(Exercise description):
Retype each line exactly. Skip images.

[Source records]
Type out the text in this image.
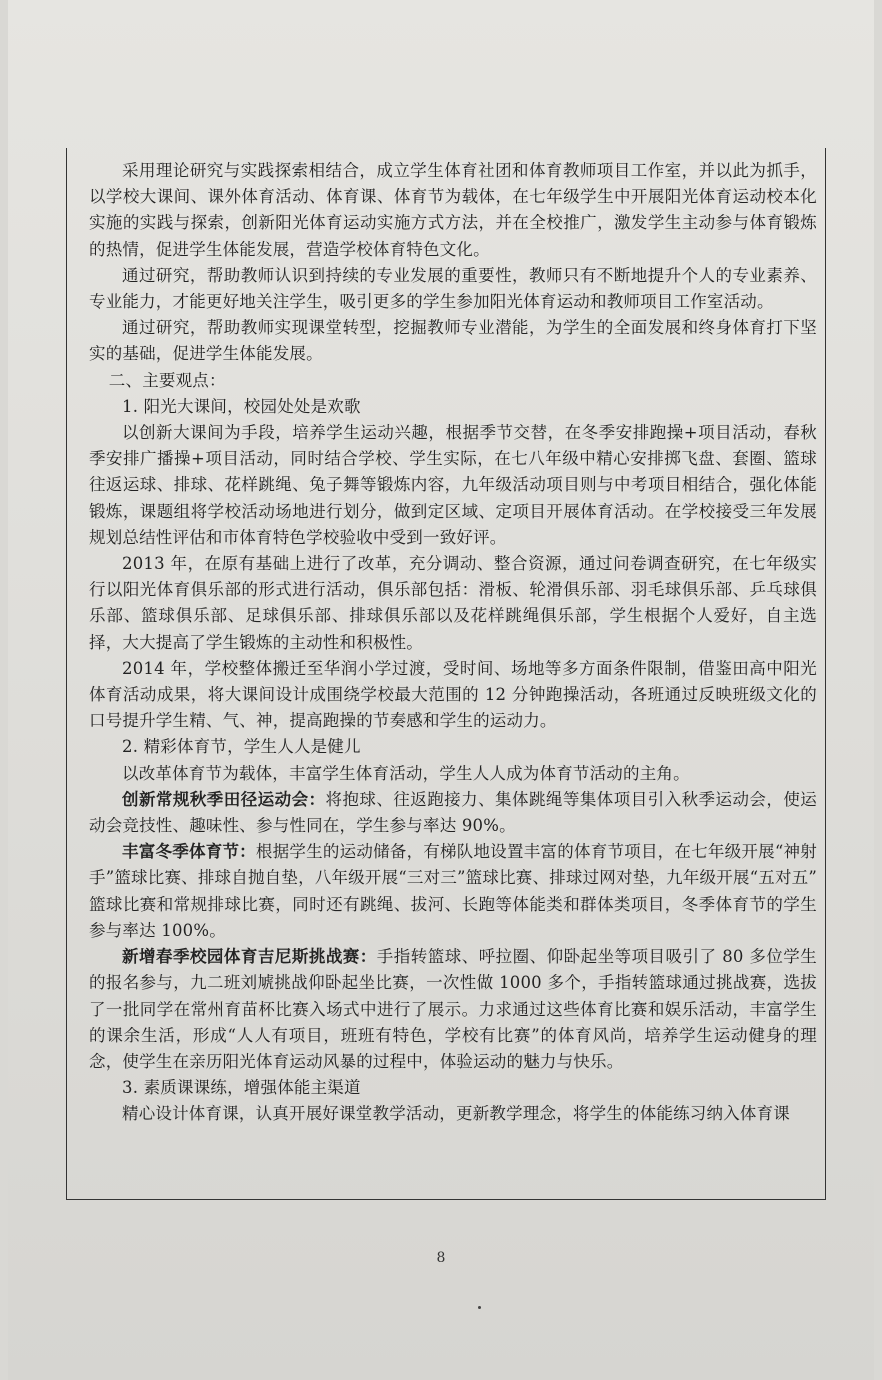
采用理论研究与实践探索相结合，成立学生体育社团和体育教师项目工作室，并以此为抓手，以学校大课间、课外体育活动、体育课、体育节为载体，在七年级学生中开展阳光体育运动校本化实施的实践与探索，创新阳光体育运动实施方式方法，并在全校推广，激发学生主动参与体育锻炼的热情，促进学生体能发展，营造学校体育特色文化。

通过研究，帮助教师认识到持续的专业发展的重要性，教师只有不断地提升个人的专业素养、专业能力，才能更好地关注学生，吸引更多的学生参加阳光体育运动和教师项目工作室活动。

通过研究，帮助教师实现课堂转型，挖掘教师专业潜能，为学生的全面发展和终身体育打下坚实的基础，促进学生体能发展。

二、主要观点：

1. 阳光大课间，校园处处是欢歌

以创新大课间为手段，培养学生运动兴趣，根据季节交替，在冬季安排跑操+项目活动，春秋季安排广播操+项目活动，同时结合学校、学生实际，在七八年级中精心安排掷飞盘、套圈、篮球往返运球、排球、花样跳绳、兔子舞等锻炼内容，九年级活动项目则与中考项目相结合，强化体能锻炼，课题组将学校活动场地进行划分，做到定区域、定项目开展体育活动。在学校接受三年发展规划总结性评估和市体育特色学校验收中受到一致好评。

2013 年，在原有基础上进行了改革，充分调动、整合资源，通过问卷调查研究，在七年级实行以阳光体育俱乐部的形式进行活动，俱乐部包括：滑板、轮滑俱乐部、羽毛球俱乐部、乒乓球俱乐部、篮球俱乐部、足球俱乐部、排球俱乐部以及花样跳绳俱乐部，学生根据个人爱好，自主选择，大大提高了学生锻炼的主动性和积极性。

2014 年，学校整体搬迁至华润小学过渡，受时间、场地等多方面条件限制，借鉴田高中阳光体育活动成果，将大课间设计成围绕学校最大范围的 12 分钟跑操活动，各班通过反映班级文化的口号提升学生精、气、神，提高跑操的节奏感和学生的运动力。

2. 精彩体育节，学生人人是健儿

以改革体育节为载体，丰富学生体育活动，学生人人成为体育节活动的主角。

创新常规秋季田径运动会：将抱球、往返跑接力、集体跳绳等集体项目引入秋季运动会，使运动会竞技性、趣味性、参与性同在，学生参与率达 90%。

丰富冬季体育节：根据学生的运动储备，有梯队地设置丰富的体育节项目，在七年级开展“神射手”篮球比赛、排球自抛自垫，八年级开展“三对三”篮球比赛、排球过网对垫，九年级开展“五对五” 篮球比赛和常规排球比赛，同时还有跳绳、拔河、长跑等体能类和群体类项目，冬季体育节的学生参与率达 100%。

新增春季校园体育吉尼斯挑战赛：手指转篮球、呼拉圈、仰卧起坐等项目吸引了 80 多位学生的报名参与，九二班刘虓挑战仰卧起坐比赛，一次性做 1000 多个，手指转篮球通过挑战赛，选拔了一批同学在常州育苗杯比赛入场式中进行了展示。力求通过这些体育比赛和娱乐活动，丰富学生的课余生活，形成“人人有项目，班班有特色，学校有比赛”的体育风尚，培养学生运动健身的理念，使学生在亲历阳光体育运动风暴的过程中，体验运动的魅力与快乐。

3. 素质课课练，增强体能主渠道

精心设计体育课，认真开展好课堂教学活动，更新教学理念，将学生的体能练习纳入体育课

8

(Exercise response):
Type out the text in this image.
采用理论研究与实践探索相结合，成立学生体育社团和体育教师项目工作室，并以此为抓手，以学校大课间、课外体育活动、体育课、体育节为载体，在七年级学生中开展阳光体育运动校本化实施的实践与探索，创新阳光体育运动实施方式方法，并在全校推广，激发学生主动参与体育锻炼的热情，促进学生体能发展，营造学校体育特色文化。

通过研究，帮助教师认识到持续的专业发展的重要性，教师只有不断地提升个人的专业素养、专业能力，才能更好地关注学生，吸引更多的学生参加阳光体育运动和教师项目工作室活动。

通过研究，帮助教师实现课堂转型，挖掘教师专业潜能，为学生的全面发展和终身体育打下坚实的基础，促进学生体能发展。

二、主要观点：

1. 阳光大课间，校园处处是欢歌

以创新大课间为手段，培养学生运动兴趣，根据季节交替，在冬季安排跑操+项目活动，春秋季安排广播操+项目活动，同时结合学校、学生实际，在七八年级中精心安排掷飞盘、套圈、篮球往返运球、排球、花样跳绳、兔子舞等锻炼内容，九年级活动项目则与中考项目相结合，强化体能锻炼，课题组将学校活动场地进行划分，做到定区域、定项目开展体育活动。在学校接受三年发展规划总结性评估和市体育特色学校验收中受到一致好评。

2013 年，在原有基础上进行了改革，充分调动、整合资源，通过问卷调查研究，在七年级实行以阳光体育俱乐部的形式进行活动，俱乐部包括：滑板、轮滑俱乐部、羽毛球俱乐部、乒乓球俱乐部、篮球俱乐部、足球俱乐部、排球俱乐部以及花样跳绳俱乐部，学生根据个人爱好，自主选择，大大提高了学生锻炼的主动性和积极性。

2014 年，学校整体搬迁至华润小学过渡，受时间、场地等多方面条件限制，借鉴田高中阳光体育活动成果，将大课间设计成围绕学校最大范围的 12 分钟跑操活动，各班通过反映班级文化的口号提升学生精、气、神，提高跑操的节奏感和学生的运动力。

2. 精彩体育节，学生人人是健儿

以改革体育节为载体，丰富学生体育活动，学生人人成为体育节活动的主角。

创新常规秋季田径运动会：将抱球、往返跑接力、集体跳绳等集体项目引入秋季运动会，使运动会竞技性、趣味性、参与性同在，学生参与率达 90%。

丰富冬季体育节：根据学生的运动储备，有梯队地设置丰富的体育节项目，在七年级开展“神射手”篮球比赛、排球自抛自垫，八年级开展“三对三”篮球比赛、排球过网对垫，九年级开展“五对五” 篮球比赛和常规排球比赛，同时还有跳绳、拔河、长跑等体能类和群体类项目，冬季体育节的学生参与率达 100%。

新增春季校园体育吉尼斯挑战赛：手指转篮球、呼拉圈、仰卧起坐等项目吸引了 80 多位学生的报名参与，九二班刘虓挑战仰卧起坐比赛，一次性做 1000 多个，手指转篮球通过挑战赛，选拔了一批同学在常州育苗杯比赛入场式中进行了展示。力求通过这些体育比赛和娱乐活动，丰富学生的课余生活，形成“人人有项目，班班有特色，学校有比赛”的体育风尚，培养学生运动健身的理念，使学生在亲历阳光体育运动风暴的过程中，体验运动的魅力与快乐。

3. 素质课课练，增强体能主渠道

精心设计体育课，认真开展好课堂教学活动，更新教学理念，将学生的体能练习纳入体育课

8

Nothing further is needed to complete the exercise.